In full and without deviation, write out the entries that follow.

## Start SUPPLIED RECORDS

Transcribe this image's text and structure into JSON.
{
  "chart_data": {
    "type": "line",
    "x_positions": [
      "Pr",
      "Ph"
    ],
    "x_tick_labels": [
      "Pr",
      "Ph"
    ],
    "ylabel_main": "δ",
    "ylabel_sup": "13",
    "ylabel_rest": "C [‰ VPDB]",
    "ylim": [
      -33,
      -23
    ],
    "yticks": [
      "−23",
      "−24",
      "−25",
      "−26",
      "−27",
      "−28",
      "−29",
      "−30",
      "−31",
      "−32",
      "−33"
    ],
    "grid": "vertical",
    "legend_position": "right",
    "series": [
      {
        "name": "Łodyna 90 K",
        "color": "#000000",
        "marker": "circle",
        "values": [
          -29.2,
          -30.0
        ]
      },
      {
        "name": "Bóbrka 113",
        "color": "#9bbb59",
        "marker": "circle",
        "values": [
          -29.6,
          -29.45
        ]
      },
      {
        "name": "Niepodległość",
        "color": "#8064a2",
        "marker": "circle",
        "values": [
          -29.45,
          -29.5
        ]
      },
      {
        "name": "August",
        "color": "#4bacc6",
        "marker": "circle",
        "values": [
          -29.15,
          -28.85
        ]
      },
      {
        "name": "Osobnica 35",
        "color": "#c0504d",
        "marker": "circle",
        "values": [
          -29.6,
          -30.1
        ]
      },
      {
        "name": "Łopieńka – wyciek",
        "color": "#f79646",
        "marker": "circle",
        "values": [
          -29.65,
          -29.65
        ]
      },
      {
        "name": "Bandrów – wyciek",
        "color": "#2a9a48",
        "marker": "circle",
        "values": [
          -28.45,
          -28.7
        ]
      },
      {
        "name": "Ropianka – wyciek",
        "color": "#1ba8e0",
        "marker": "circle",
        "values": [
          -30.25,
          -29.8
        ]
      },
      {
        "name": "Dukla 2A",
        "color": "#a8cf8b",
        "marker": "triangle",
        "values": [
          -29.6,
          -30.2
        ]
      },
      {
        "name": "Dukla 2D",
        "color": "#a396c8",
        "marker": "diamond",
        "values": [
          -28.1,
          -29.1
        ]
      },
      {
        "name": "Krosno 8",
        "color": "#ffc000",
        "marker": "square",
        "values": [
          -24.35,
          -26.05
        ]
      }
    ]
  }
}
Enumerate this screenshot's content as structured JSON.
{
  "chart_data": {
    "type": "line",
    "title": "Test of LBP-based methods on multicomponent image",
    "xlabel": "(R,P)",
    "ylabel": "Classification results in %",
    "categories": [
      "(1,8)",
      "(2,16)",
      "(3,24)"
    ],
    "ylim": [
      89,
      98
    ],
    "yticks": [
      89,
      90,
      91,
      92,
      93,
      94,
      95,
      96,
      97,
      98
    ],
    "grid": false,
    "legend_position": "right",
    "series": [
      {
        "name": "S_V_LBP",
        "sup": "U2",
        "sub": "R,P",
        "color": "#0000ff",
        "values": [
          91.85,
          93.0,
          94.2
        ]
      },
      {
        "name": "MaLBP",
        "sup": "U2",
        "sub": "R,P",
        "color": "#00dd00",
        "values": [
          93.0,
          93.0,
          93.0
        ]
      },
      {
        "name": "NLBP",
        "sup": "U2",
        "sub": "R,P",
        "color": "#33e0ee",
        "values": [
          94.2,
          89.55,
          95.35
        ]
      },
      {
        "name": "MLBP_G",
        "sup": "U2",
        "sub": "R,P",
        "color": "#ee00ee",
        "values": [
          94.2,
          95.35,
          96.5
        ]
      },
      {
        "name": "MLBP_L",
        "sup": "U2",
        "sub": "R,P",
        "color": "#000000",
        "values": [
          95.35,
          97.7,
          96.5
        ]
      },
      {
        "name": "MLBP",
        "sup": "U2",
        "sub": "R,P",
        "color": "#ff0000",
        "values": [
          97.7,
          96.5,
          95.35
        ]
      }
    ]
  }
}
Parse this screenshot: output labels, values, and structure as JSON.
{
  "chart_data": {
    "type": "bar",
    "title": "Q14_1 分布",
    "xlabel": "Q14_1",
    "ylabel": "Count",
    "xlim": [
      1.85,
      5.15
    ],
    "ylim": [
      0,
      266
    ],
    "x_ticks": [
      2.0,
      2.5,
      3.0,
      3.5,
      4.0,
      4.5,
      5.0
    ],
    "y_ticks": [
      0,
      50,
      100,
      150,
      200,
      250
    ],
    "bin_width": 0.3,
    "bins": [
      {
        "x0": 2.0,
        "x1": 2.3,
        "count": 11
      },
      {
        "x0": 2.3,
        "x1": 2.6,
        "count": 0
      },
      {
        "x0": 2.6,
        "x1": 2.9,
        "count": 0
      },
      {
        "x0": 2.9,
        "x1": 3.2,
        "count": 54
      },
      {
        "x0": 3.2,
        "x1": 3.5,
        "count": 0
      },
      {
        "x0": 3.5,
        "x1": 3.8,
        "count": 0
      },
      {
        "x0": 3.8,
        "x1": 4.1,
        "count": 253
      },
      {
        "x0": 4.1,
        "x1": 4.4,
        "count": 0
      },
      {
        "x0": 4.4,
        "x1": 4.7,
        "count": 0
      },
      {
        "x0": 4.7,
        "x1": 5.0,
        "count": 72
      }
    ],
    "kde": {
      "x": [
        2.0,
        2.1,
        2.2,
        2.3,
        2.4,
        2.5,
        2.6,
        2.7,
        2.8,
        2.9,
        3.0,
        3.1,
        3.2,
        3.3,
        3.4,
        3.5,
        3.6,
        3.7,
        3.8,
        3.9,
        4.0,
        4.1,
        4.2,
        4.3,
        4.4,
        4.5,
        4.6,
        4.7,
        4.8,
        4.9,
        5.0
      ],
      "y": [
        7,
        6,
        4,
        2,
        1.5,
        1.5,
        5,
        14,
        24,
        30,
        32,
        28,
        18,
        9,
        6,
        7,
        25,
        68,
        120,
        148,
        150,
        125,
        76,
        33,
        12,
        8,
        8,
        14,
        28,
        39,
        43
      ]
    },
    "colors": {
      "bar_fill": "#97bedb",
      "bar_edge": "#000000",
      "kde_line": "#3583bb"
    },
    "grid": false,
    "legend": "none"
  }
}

## End SUPPLIED RECORDS

• **CORRECT ANSWER**
Transcribe this image's text and structure into JSON.
{
  "chart_data": {
    "type": "line",
    "x_positions": [
      "Pr",
      "Ph"
    ],
    "x_tick_labels": [
      "Pr",
      "Ph"
    ],
    "ylabel_main": "δ",
    "ylabel_sup": "13",
    "ylabel_rest": "C [‰ VPDB]",
    "ylim": [
      -33,
      -23
    ],
    "yticks": [
      "−23",
      "−24",
      "−25",
      "−26",
      "−27",
      "−28",
      "−29",
      "−30",
      "−31",
      "−32",
      "−33"
    ],
    "grid": "vertical",
    "legend_position": "right",
    "series": [
      {
        "name": "Łodyna 90 K",
        "color": "#000000",
        "marker": "circle",
        "values": [
          -29.2,
          -30.0
        ]
      },
      {
        "name": "Bóbrka 113",
        "color": "#9bbb59",
        "marker": "circle",
        "values": [
          -29.6,
          -29.45
        ]
      },
      {
        "name": "Niepodległość",
        "color": "#8064a2",
        "marker": "circle",
        "values": [
          -29.45,
          -29.5
        ]
      },
      {
        "name": "August",
        "color": "#4bacc6",
        "marker": "circle",
        "values": [
          -29.15,
          -28.85
        ]
      },
      {
        "name": "Osobnica 35",
        "color": "#c0504d",
        "marker": "circle",
        "values": [
          -29.6,
          -30.1
        ]
      },
      {
        "name": "Łopieńka – wyciek",
        "color": "#f79646",
        "marker": "circle",
        "values": [
          -29.65,
          -29.65
        ]
      },
      {
        "name": "Bandrów – wyciek",
        "color": "#2a9a48",
        "marker": "circle",
        "values": [
          -28.45,
          -28.7
        ]
      },
      {
        "name": "Ropianka – wyciek",
        "color": "#1ba8e0",
        "marker": "circle",
        "values": [
          -30.25,
          -29.8
        ]
      },
      {
        "name": "Dukla 2A",
        "color": "#a8cf8b",
        "marker": "triangle",
        "values": [
          -29.6,
          -30.2
        ]
      },
      {
        "name": "Dukla 2D",
        "color": "#a396c8",
        "marker": "diamond",
        "values": [
          -28.1,
          -29.1
        ]
      },
      {
        "name": "Krosno 8",
        "color": "#ffc000",
        "marker": "square",
        "values": [
          -24.35,
          -26.05
        ]
      }
    ]
  }
}
Enumerate this screenshot's content as structured JSON.
{
  "chart_data": {
    "type": "line",
    "title": "Test of LBP-based methods on multicomponent image",
    "xlabel": "(R,P)",
    "ylabel": "Classification results in %",
    "categories": [
      "(1,8)",
      "(2,16)",
      "(3,24)"
    ],
    "ylim": [
      89,
      98
    ],
    "yticks": [
      89,
      90,
      91,
      92,
      93,
      94,
      95,
      96,
      97,
      98
    ],
    "grid": false,
    "legend_position": "right",
    "series": [
      {
        "name": "S_V_LBP",
        "sup": "U2",
        "sub": "R,P",
        "color": "#0000ff",
        "values": [
          91.85,
          93.0,
          94.2
        ]
      },
      {
        "name": "MaLBP",
        "sup": "U2",
        "sub": "R,P",
        "color": "#00dd00",
        "values": [
          93.0,
          93.0,
          93.0
        ]
      },
      {
        "name": "NLBP",
        "sup": "U2",
        "sub": "R,P",
        "color": "#33e0ee",
        "values": [
          94.2,
          89.55,
          95.35
        ]
      },
      {
        "name": "MLBP_G",
        "sup": "U2",
        "sub": "R,P",
        "color": "#ee00ee",
        "values": [
          94.2,
          95.35,
          96.5
        ]
      },
      {
        "name": "MLBP_L",
        "sup": "U2",
        "sub": "R,P",
        "color": "#000000",
        "values": [
          95.35,
          97.7,
          96.5
        ]
      },
      {
        "name": "MLBP",
        "sup": "U2",
        "sub": "R,P",
        "color": "#ff0000",
        "values": [
          97.7,
          96.5,
          95.35
        ]
      }
    ]
  }
}
Parse this screenshot: output labels, values, and structure as JSON.
{
  "chart_data": {
    "type": "bar",
    "title": "Q14_1 分布",
    "xlabel": "Q14_1",
    "ylabel": "Count",
    "xlim": [
      1.85,
      5.15
    ],
    "ylim": [
      0,
      266
    ],
    "x_ticks": [
      2.0,
      2.5,
      3.0,
      3.5,
      4.0,
      4.5,
      5.0
    ],
    "y_ticks": [
      0,
      50,
      100,
      150,
      200,
      250
    ],
    "bin_width": 0.3,
    "bins": [
      {
        "x0": 2.0,
        "x1": 2.3,
        "count": 11
      },
      {
        "x0": 2.3,
        "x1": 2.6,
        "count": 0
      },
      {
        "x0": 2.6,
        "x1": 2.9,
        "count": 0
      },
      {
        "x0": 2.9,
        "x1": 3.2,
        "count": 54
      },
      {
        "x0": 3.2,
        "x1": 3.5,
        "count": 0
      },
      {
        "x0": 3.5,
        "x1": 3.8,
        "count": 0
      },
      {
        "x0": 3.8,
        "x1": 4.1,
        "count": 253
      },
      {
        "x0": 4.1,
        "x1": 4.4,
        "count": 0
      },
      {
        "x0": 4.4,
        "x1": 4.7,
        "count": 0
      },
      {
        "x0": 4.7,
        "x1": 5.0,
        "count": 72
      }
    ],
    "kde": {
      "x": [
        2.0,
        2.1,
        2.2,
        2.3,
        2.4,
        2.5,
        2.6,
        2.7,
        2.8,
        2.9,
        3.0,
        3.1,
        3.2,
        3.3,
        3.4,
        3.5,
        3.6,
        3.7,
        3.8,
        3.9,
        4.0,
        4.1,
        4.2,
        4.3,
        4.4,
        4.5,
        4.6,
        4.7,
        4.8,
        4.9,
        5.0
      ],
      "y": [
        7,
        6,
        4,
        2,
        1.5,
        1.5,
        5,
        14,
        24,
        30,
        32,
        28,
        18,
        9,
        6,
        7,
        25,
        68,
        120,
        148,
        150,
        125,
        76,
        33,
        12,
        8,
        8,
        14,
        28,
        39,
        43
      ]
    },
    "colors": {
      "bar_fill": "#97bedb",
      "bar_edge": "#000000",
      "kde_line": "#3583bb"
    },
    "grid": false,
    "legend": "none"
  }
}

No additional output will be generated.